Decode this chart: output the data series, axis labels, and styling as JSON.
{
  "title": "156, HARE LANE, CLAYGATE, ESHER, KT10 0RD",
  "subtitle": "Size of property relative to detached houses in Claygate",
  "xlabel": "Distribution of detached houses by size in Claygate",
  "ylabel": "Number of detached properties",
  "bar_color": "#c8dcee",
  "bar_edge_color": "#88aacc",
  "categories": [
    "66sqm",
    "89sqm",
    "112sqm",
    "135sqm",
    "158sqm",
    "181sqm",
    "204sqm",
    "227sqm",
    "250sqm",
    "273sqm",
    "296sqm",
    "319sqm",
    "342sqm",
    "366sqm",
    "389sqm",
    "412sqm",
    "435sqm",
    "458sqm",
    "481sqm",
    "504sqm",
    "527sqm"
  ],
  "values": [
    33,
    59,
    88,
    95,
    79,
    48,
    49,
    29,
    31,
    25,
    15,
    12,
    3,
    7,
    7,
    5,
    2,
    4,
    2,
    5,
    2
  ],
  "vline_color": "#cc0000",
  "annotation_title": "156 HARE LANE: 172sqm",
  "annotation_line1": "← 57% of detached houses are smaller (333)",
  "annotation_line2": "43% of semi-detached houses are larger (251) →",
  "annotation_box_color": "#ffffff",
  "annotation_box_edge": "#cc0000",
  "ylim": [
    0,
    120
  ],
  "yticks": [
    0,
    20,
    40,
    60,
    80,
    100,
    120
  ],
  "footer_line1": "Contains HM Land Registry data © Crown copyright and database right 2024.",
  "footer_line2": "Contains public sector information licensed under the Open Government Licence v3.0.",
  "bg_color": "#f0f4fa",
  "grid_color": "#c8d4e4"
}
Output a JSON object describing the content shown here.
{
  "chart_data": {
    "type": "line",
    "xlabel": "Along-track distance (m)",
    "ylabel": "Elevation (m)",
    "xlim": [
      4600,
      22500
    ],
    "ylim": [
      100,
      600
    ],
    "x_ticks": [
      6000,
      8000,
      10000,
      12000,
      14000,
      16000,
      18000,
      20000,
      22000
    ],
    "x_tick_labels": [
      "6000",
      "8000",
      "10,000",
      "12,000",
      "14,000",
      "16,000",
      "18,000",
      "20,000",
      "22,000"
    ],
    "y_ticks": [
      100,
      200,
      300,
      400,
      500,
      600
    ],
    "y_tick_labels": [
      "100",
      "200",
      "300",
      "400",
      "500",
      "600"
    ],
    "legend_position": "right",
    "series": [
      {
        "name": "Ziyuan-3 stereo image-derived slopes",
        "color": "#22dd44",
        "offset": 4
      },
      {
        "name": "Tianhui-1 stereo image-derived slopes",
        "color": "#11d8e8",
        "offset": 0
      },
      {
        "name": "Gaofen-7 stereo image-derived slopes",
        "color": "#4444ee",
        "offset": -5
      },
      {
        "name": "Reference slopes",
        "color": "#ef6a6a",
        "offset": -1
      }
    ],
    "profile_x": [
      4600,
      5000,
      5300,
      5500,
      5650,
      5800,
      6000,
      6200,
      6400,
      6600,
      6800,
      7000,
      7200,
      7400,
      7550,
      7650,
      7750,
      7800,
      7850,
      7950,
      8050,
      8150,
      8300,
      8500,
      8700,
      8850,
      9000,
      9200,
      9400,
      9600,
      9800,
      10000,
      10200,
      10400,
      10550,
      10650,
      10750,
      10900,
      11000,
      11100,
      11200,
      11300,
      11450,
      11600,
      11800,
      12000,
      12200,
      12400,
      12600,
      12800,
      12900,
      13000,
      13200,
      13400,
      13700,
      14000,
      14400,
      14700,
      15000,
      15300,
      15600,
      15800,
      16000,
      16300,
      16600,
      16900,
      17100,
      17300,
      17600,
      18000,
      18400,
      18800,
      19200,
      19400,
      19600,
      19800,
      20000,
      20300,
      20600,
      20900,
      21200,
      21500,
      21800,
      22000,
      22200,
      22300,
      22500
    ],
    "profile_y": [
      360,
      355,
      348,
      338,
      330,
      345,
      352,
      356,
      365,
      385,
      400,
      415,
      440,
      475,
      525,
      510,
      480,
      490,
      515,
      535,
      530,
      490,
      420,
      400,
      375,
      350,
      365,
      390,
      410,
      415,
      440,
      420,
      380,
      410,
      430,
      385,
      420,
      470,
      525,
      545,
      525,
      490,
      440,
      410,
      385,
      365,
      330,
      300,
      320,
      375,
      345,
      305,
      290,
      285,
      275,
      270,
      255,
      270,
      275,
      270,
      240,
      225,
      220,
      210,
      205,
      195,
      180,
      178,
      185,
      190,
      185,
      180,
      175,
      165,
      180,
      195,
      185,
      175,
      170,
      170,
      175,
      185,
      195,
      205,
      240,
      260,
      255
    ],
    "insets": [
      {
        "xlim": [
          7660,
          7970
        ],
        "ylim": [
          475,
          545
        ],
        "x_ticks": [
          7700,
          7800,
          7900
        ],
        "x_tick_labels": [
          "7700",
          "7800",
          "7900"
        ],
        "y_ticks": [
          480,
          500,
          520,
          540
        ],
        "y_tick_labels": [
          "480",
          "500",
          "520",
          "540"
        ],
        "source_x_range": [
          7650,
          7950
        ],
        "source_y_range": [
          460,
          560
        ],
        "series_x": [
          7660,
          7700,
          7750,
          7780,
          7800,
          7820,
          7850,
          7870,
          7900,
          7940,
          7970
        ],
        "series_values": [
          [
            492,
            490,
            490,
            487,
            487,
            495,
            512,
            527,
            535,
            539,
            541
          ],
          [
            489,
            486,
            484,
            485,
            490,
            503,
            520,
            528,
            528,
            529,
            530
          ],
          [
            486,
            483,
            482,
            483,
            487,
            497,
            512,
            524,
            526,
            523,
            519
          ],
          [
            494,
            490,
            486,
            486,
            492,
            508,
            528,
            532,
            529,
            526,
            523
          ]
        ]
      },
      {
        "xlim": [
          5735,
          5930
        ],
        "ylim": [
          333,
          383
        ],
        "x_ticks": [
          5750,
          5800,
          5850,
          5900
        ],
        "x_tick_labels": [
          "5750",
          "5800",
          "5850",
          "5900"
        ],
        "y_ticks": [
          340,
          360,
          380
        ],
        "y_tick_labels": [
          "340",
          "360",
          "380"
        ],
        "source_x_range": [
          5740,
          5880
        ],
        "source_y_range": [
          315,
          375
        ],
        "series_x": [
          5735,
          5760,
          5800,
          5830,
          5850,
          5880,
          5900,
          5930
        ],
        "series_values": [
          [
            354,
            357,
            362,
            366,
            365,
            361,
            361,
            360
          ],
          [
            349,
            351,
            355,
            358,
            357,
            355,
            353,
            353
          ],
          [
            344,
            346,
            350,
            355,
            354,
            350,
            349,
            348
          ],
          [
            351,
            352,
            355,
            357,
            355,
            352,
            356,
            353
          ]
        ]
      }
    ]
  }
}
::::::
▸ **PROBLEM TO WORK ON**
Only lines with the word "right" are wanted, so copy each one from the records.

▸ **COMPLETED EXERCISE**
  "footer_line1": "Contains HM Land Registry data © Crown copyright and database right 2024.",
    "legend_position": "right",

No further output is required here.